* WRITTEN EXERCISE:
Below are some entries. Copy each line that holds the string "income".
>> START GIVEN INFORMATION
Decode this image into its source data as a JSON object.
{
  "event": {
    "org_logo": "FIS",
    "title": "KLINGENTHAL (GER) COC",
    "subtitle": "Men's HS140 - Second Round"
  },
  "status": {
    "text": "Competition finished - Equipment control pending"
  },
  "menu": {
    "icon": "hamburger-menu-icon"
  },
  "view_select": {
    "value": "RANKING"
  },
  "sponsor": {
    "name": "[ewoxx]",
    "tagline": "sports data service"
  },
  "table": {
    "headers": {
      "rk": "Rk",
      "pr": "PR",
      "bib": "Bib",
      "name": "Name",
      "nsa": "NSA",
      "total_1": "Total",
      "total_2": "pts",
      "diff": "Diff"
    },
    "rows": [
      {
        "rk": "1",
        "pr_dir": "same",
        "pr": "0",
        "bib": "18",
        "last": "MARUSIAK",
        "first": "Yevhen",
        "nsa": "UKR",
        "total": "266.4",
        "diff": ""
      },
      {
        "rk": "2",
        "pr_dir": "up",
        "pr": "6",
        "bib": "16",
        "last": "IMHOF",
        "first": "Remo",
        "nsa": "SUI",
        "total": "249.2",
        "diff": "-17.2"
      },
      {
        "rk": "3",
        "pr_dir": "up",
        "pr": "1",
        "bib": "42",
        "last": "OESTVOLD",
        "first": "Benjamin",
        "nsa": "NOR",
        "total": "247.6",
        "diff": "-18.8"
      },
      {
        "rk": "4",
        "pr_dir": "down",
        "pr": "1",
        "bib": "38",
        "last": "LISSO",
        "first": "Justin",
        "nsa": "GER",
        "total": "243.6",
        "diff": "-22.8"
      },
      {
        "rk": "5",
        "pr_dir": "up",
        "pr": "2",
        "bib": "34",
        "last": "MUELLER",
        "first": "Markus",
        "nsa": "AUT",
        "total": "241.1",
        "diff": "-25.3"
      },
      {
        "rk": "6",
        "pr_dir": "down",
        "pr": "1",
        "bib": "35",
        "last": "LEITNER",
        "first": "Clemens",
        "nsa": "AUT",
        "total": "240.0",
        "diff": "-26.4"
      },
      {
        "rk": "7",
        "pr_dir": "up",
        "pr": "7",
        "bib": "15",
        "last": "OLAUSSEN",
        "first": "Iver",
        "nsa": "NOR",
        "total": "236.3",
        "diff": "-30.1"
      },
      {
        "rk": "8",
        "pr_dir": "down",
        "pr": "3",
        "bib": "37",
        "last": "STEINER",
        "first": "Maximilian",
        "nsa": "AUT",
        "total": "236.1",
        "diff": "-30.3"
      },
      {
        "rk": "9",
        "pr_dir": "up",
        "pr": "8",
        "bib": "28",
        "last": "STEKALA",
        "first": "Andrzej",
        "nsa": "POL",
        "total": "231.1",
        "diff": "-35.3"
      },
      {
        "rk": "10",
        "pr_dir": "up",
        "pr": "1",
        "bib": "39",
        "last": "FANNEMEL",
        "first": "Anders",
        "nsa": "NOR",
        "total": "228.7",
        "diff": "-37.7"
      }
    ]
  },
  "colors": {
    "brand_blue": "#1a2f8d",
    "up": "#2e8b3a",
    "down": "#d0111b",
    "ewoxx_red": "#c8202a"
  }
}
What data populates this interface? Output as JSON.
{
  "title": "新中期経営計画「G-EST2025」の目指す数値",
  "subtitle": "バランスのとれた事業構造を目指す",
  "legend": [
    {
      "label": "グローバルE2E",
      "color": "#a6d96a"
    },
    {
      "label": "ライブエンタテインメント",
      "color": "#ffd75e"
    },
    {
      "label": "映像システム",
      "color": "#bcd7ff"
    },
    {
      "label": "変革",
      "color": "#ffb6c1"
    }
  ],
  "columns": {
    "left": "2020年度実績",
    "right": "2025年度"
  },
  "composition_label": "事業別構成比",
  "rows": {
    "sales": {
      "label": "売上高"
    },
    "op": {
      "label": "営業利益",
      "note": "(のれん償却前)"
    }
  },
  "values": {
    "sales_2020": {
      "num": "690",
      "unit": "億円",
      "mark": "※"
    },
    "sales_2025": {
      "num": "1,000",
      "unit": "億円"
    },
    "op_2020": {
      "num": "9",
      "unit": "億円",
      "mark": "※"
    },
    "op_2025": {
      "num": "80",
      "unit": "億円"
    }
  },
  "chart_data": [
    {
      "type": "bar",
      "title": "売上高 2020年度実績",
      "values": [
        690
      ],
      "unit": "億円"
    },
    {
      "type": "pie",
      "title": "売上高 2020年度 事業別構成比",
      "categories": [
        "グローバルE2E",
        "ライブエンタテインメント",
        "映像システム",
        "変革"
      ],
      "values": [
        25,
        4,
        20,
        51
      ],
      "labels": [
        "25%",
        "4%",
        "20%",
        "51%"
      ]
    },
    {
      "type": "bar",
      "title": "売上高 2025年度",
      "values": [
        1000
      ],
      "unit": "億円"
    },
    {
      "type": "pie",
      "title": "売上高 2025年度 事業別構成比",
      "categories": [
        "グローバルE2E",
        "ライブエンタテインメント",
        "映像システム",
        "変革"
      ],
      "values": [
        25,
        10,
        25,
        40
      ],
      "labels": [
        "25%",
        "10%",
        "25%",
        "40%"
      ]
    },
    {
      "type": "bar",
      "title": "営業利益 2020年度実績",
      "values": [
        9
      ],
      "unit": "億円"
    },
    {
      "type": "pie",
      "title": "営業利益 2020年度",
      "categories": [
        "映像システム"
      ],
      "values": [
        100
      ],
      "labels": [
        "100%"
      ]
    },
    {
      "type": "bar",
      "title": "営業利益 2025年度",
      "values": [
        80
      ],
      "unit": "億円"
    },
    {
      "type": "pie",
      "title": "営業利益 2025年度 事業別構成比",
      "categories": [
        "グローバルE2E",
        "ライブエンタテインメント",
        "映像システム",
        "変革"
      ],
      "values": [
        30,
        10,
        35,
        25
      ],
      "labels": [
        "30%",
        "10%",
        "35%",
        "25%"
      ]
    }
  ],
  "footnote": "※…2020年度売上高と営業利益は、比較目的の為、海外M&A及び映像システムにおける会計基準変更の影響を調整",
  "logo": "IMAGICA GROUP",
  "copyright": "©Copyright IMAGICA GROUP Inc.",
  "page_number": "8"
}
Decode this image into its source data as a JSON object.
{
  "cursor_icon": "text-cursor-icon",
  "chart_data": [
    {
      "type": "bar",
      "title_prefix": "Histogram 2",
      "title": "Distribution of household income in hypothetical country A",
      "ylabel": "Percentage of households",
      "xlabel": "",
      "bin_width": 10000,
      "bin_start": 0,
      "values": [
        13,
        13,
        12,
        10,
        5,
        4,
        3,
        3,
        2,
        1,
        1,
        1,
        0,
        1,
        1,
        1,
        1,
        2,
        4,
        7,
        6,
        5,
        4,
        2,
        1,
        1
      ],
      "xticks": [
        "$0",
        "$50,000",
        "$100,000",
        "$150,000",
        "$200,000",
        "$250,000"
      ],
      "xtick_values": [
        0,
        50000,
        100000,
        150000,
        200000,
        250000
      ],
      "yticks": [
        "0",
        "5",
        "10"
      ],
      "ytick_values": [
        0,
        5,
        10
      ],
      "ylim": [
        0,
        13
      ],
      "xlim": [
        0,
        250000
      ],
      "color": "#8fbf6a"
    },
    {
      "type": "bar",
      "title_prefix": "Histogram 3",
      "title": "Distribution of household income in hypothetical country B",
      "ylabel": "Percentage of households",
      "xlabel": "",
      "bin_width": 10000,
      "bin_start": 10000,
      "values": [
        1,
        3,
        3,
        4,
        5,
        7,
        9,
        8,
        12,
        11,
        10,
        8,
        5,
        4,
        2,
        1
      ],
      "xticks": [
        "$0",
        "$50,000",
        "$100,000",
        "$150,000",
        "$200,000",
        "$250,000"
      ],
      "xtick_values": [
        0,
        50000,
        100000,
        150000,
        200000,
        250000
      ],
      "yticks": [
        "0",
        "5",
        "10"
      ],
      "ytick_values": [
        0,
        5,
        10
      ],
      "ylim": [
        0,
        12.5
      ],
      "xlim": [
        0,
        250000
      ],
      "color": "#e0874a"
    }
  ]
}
>> END GIVEN INFORMATION
* RESPONSE TO THE EXERCISE:
      "title": "Distribution of household income in hypothetical country A",
      "title": "Distribution of household income in hypothetical country B",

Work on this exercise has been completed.